__REQUIREMENT__. Print all the records exactly, please.

__DATA FOR THE TASK__.
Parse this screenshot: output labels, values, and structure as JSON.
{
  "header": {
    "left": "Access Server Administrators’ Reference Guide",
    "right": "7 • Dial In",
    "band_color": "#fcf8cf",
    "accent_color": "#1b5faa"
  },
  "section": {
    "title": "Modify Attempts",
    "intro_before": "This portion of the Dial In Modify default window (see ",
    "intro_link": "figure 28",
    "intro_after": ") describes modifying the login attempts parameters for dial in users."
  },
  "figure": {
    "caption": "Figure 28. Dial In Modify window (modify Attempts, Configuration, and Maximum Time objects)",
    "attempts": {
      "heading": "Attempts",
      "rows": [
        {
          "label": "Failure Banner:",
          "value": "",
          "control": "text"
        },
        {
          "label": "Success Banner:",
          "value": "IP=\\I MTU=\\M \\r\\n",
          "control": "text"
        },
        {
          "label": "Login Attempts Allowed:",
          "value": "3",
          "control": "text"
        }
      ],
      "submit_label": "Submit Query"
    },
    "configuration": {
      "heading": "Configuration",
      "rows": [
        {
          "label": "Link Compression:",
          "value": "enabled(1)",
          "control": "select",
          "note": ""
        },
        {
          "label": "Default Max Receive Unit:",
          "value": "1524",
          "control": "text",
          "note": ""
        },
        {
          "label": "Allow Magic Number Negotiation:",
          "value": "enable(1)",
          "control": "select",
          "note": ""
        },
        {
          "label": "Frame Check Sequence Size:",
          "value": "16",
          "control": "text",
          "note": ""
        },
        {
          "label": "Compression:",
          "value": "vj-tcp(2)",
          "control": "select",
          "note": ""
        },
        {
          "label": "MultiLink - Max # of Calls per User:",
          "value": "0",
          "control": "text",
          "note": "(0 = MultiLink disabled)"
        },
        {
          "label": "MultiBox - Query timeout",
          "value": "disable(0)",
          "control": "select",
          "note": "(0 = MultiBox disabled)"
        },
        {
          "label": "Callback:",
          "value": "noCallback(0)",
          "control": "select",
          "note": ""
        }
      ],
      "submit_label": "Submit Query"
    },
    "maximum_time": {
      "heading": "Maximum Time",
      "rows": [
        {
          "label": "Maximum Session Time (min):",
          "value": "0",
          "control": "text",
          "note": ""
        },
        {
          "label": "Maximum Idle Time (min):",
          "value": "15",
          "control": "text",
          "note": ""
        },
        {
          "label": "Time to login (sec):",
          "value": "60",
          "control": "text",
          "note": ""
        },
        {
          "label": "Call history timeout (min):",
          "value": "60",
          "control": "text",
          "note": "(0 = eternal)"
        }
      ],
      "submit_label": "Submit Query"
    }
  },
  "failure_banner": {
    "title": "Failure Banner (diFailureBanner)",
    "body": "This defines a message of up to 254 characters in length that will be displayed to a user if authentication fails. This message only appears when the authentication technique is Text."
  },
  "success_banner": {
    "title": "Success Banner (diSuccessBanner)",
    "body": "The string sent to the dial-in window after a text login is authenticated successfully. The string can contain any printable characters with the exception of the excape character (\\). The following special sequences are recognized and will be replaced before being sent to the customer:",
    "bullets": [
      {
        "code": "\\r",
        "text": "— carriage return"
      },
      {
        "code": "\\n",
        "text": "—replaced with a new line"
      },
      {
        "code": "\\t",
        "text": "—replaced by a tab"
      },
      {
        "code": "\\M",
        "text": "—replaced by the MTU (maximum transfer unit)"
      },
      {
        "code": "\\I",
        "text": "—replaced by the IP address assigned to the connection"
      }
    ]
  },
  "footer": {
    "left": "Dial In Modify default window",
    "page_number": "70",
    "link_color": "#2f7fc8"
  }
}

__TASK RESULT__.
Parse this screenshot: output labels, values, and structure as JSON.
{
  "header": {
    "left": "Access Server Administrators’ Reference Guide",
    "right": "7 • Dial In",
    "band_color": "#fcf8cf",
    "accent_color": "#1b5faa"
  },
  "section": {
    "title": "Modify Attempts",
    "intro_before": "This portion of the Dial In Modify default window (see ",
    "intro_link": "figure 28",
    "intro_after": ") describes modifying the login attempts parameters for dial in users."
  },
  "figure": {
    "caption": "Figure 28. Dial In Modify window (modify Attempts, Configuration, and Maximum Time objects)",
    "attempts": {
      "heading": "Attempts",
      "rows": [
        {
          "label": "Failure Banner:",
          "value": "",
          "control": "text"
        },
        {
          "label": "Success Banner:",
          "value": "IP=\\I MTU=\\M \\r\\n",
          "control": "text"
        },
        {
          "label": "Login Attempts Allowed:",
          "value": "3",
          "control": "text"
        }
      ],
      "submit_label": "Submit Query"
    },
    "configuration": {
      "heading": "Configuration",
      "rows": [
        {
          "label": "Link Compression:",
          "value": "enabled(1)",
          "control": "select",
          "note": ""
        },
        {
          "label": "Default Max Receive Unit:",
          "value": "1524",
          "control": "text",
          "note": ""
        },
        {
          "label": "Allow Magic Number Negotiation:",
          "value": "enable(1)",
          "control": "select",
          "note": ""
        },
        {
          "label": "Frame Check Sequence Size:",
          "value": "16",
          "control": "text",
          "note": ""
        },
        {
          "label": "Compression:",
          "value": "vj-tcp(2)",
          "control": "select",
          "note": ""
        },
        {
          "label": "MultiLink - Max # of Calls per User:",
          "value": "0",
          "control": "text",
          "note": "(0 = MultiLink disabled)"
        },
        {
          "label": "MultiBox - Query timeout",
          "value": "disable(0)",
          "control": "select",
          "note": "(0 = MultiBox disabled)"
        },
        {
          "label": "Callback:",
          "value": "noCallback(0)",
          "control": "select",
          "note": ""
        }
      ],
      "submit_label": "Submit Query"
    },
    "maximum_time": {
      "heading": "Maximum Time",
      "rows": [
        {
          "label": "Maximum Session Time (min):",
          "value": "0",
          "control": "text",
          "note": ""
        },
        {
          "label": "Maximum Idle Time (min):",
          "value": "15",
          "control": "text",
          "note": ""
        },
        {
          "label": "Time to login (sec):",
          "value": "60",
          "control": "text",
          "note": ""
        },
        {
          "label": "Call history timeout (min):",
          "value": "60",
          "control": "text",
          "note": "(0 = eternal)"
        }
      ],
      "submit_label": "Submit Query"
    }
  },
  "failure_banner": {
    "title": "Failure Banner (diFailureBanner)",
    "body": "This defines a message of up to 254 characters in length that will be displayed to a user if authentication fails. This message only appears when the authentication technique is Text."
  },
  "success_banner": {
    "title": "Success Banner (diSuccessBanner)",
    "body": "The string sent to the dial-in window after a text login is authenticated successfully. The string can contain any printable characters with the exception of the excape character (\\). The following special sequences are recognized and will be replaced before being sent to the customer:",
    "bullets": [
      {
        "code": "\\r",
        "text": "— carriage return"
      },
      {
        "code": "\\n",
        "text": "—replaced with a new line"
      },
      {
        "code": "\\t",
        "text": "—replaced by a tab"
      },
      {
        "code": "\\M",
        "text": "—replaced by the MTU (maximum transfer unit)"
      },
      {
        "code": "\\I",
        "text": "—replaced by the IP address assigned to the connection"
      }
    ]
  },
  "footer": {
    "left": "Dial In Modify default window",
    "page_number": "70",
    "link_color": "#2f7fc8"
  }
}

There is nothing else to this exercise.